Brief - Convert the data, starting with the line that contains "Patent image size: (650, 1386)." and going on through the line that contains "The nacelle 3 is at (372, 478).", into a two-column CSV with the headers text and answer. Give one row for each text and its answer, and put each value in a single quoted field with line breaks replaced by spaces.

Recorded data

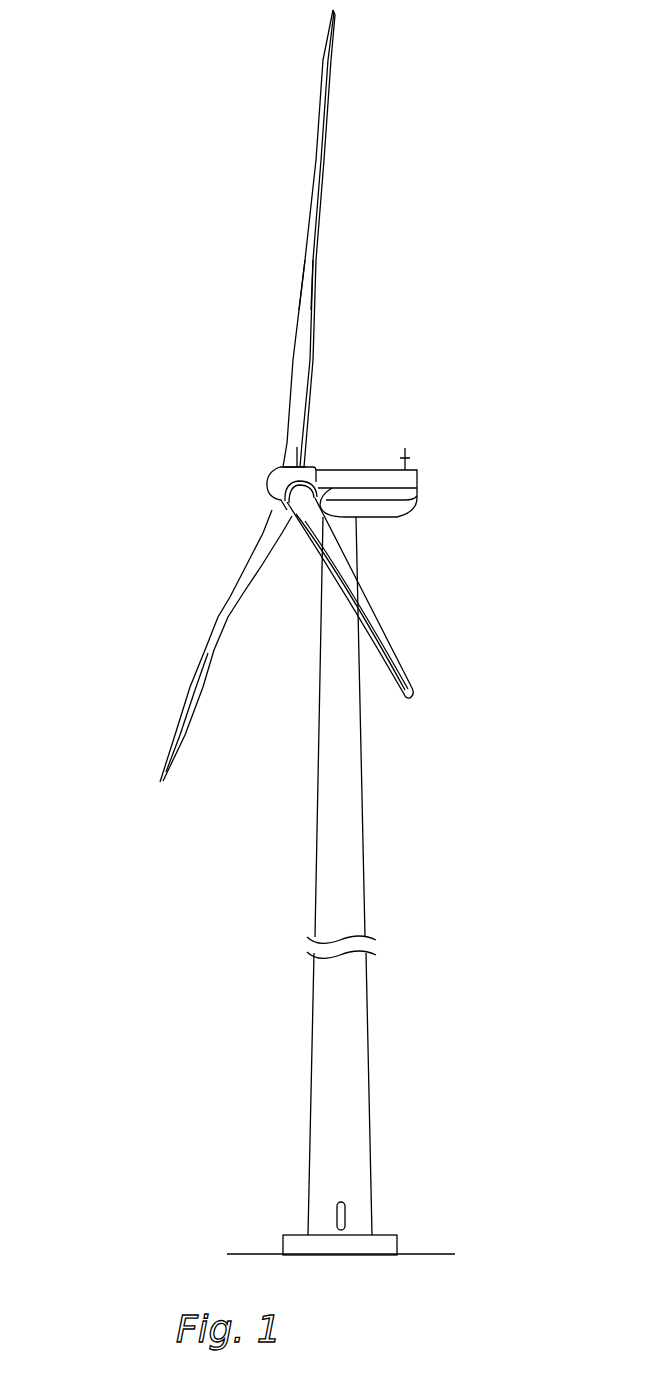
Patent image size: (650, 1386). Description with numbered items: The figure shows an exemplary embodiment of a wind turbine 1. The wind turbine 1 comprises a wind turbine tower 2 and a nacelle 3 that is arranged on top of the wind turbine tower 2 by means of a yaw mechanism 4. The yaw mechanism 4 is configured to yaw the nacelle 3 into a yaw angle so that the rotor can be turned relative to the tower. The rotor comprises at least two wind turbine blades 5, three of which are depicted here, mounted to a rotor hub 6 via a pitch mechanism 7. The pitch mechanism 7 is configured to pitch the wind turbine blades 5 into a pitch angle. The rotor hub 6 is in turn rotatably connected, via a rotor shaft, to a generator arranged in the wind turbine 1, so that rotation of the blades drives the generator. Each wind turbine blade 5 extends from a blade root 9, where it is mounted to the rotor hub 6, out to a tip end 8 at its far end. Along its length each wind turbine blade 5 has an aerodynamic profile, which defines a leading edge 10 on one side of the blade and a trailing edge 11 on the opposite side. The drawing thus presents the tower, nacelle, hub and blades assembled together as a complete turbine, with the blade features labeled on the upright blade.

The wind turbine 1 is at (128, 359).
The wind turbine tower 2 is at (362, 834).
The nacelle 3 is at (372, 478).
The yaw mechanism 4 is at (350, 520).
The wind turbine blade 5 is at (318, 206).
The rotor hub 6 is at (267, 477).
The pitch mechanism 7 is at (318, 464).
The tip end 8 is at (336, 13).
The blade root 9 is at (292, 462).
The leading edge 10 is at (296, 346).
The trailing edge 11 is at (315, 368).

--

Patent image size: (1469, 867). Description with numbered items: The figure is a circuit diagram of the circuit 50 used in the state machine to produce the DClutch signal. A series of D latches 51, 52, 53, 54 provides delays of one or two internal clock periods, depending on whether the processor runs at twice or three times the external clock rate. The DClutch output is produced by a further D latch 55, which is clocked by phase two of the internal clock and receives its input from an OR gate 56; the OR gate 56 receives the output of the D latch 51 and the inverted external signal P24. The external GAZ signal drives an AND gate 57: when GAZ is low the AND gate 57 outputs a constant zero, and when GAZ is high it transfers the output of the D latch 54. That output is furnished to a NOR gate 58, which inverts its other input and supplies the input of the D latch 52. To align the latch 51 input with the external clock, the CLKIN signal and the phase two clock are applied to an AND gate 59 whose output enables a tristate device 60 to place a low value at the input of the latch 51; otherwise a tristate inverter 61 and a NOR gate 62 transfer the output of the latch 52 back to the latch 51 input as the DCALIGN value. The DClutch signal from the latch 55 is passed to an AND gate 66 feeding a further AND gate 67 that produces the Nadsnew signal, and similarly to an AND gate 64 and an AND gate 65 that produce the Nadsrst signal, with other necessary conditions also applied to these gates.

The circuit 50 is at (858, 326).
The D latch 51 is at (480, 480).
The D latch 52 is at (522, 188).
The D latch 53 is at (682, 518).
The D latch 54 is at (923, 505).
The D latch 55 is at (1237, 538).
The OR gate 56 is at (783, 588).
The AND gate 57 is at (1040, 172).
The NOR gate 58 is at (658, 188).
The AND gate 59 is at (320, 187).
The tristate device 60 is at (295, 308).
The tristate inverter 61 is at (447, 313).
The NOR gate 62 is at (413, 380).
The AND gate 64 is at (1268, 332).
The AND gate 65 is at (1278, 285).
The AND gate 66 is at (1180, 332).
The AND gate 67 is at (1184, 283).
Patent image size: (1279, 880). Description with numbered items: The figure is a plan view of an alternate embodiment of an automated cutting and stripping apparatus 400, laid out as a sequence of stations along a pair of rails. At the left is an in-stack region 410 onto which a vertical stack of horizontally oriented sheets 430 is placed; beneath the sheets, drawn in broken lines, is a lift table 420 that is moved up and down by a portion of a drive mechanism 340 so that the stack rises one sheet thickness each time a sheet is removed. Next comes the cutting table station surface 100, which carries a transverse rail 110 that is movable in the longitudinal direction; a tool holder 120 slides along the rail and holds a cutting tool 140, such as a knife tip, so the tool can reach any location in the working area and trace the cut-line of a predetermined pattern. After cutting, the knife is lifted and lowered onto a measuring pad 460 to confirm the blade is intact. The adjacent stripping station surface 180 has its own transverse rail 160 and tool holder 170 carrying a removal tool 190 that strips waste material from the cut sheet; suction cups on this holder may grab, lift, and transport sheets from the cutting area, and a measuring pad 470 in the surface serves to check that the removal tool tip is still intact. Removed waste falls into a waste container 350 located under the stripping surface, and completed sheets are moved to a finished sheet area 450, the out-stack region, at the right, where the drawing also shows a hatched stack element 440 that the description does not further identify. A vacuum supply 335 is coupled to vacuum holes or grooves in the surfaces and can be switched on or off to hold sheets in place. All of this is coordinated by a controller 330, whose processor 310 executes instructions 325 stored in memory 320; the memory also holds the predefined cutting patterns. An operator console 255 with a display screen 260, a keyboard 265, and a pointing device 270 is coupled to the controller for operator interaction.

Solution to the exercise -
text,answer
"Patent image size: (650, 1386). Description with numbered items: The figure shows an exemplary embodiment of a wind turbine 1. The wind turbine 1 comprises a wind turbine tower 2 and a nacelle 3 that is arranged on top of the wind turbine tower 2 by means of a yaw mechanism 4. The yaw mechanism 4 is configured to yaw the nacelle 3 into a yaw angle so that the rotor can be turned relative to the tower. The rotor comprises at least two wind turbine blades 5, three of which are depicted here, mounted to a rotor hub 6 via a pitch mechanism 7. The pitch mechanism 7 is configured to pitch the wind turbine blades 5 into a pitch angle. The rotor hub 6 is in turn rotatably connected, via a rotor shaft, to a generator arranged in the wind turbine 1, so that rotation of the blades drives the generator. Each wind turbine blade 5 extends from a blade root 9, where it is mounted to the rotor hub 6, out to a tip end 8 at its far end. Along its length each wind turbine blade 5 has an aerodynamic profile, which defines a leading edge 10 on one side of the blade and a trailing edge 11 on the opposite side. The drawing thus presents the tower, nacelle, hub and blades assembled together as a complete turbine, with the blade features labeled on the upright blade.","The wind turbine 1 is at (128, 359). The wind turbine tower 2 is at (362, 834). The nacelle 3 is at (372, 478)."